SET TASK: Transcribe the full listing below exactly.

EXTRACTED ENTRIES:
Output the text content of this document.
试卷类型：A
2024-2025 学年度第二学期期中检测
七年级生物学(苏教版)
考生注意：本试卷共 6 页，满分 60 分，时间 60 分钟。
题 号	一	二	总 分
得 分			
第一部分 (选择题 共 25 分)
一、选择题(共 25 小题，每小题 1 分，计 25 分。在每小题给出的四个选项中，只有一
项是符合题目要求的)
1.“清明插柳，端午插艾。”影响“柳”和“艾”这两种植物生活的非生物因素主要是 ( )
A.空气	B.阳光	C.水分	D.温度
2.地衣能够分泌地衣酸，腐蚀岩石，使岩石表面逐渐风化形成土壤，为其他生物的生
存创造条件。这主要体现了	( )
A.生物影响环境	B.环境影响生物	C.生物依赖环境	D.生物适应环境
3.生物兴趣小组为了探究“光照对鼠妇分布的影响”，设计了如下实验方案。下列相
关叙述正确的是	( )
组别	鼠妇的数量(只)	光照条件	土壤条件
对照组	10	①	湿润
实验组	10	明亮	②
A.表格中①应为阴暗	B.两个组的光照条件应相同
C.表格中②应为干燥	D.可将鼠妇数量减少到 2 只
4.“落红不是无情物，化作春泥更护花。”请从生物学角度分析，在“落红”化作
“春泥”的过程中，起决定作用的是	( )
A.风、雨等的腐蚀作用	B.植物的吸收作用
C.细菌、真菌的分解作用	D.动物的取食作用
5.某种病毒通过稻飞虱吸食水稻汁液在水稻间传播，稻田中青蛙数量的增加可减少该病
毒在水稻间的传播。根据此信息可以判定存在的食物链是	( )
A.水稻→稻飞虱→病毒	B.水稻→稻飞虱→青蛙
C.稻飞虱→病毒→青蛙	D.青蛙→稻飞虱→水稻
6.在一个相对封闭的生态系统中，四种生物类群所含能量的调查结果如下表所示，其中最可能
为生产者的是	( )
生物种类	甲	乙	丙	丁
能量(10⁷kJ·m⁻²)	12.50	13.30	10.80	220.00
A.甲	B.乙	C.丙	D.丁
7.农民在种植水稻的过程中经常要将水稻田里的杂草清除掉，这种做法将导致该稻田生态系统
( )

EXERCISE RESULT:
Output the text content of this document.
试卷类型：A
2024-2025 学年度第二学期期中检测
七年级生物学(苏教版)
考生注意：本试卷共 6 页，满分 60 分，时间 60 分钟。
题 号	一	二	总 分
得 分			
第一部分 (选择题 共 25 分)
一、选择题(共 25 小题，每小题 1 分，计 25 分。在每小题给出的四个选项中，只有一
项是符合题目要求的)
1.“清明插柳，端午插艾。”影响“柳”和“艾”这两种植物生活的非生物因素主要是 ( )
A.空气	B.阳光	C.水分	D.温度
2.地衣能够分泌地衣酸，腐蚀岩石，使岩石表面逐渐风化形成土壤，为其他生物的生
存创造条件。这主要体现了	( )
A.生物影响环境	B.环境影响生物	C.生物依赖环境	D.生物适应环境
3.生物兴趣小组为了探究“光照对鼠妇分布的影响”，设计了如下实验方案。下列相
关叙述正确的是	( )
组别	鼠妇的数量(只)	光照条件	土壤条件
对照组	10	①	湿润
实验组	10	明亮	②
A.表格中①应为阴暗	B.两个组的光照条件应相同
C.表格中②应为干燥	D.可将鼠妇数量减少到 2 只
4.“落红不是无情物，化作春泥更护花。”请从生物学角度分析，在“落红”化作
“春泥”的过程中，起决定作用的是	( )
A.风、雨等的腐蚀作用	B.植物的吸收作用
C.细菌、真菌的分解作用	D.动物的取食作用
5.某种病毒通过稻飞虱吸食水稻汁液在水稻间传播，稻田中青蛙数量的增加可减少该病
毒在水稻间的传播。根据此信息可以判定存在的食物链是	( )
A.水稻→稻飞虱→病毒	B.水稻→稻飞虱→青蛙
C.稻飞虱→病毒→青蛙	D.青蛙→稻飞虱→水稻
6.在一个相对封闭的生态系统中，四种生物类群所含能量的调查结果如下表所示，其中最可能
为生产者的是	( )
生物种类	甲	乙	丙	丁
能量(10⁷kJ·m⁻²)	12.50	13.30	10.80	220.00
A.甲	B.乙	C.丙	D.丁
7.农民在种植水稻的过程中经常要将水稻田里的杂草清除掉，这种做法将导致该稻田生态系统
( )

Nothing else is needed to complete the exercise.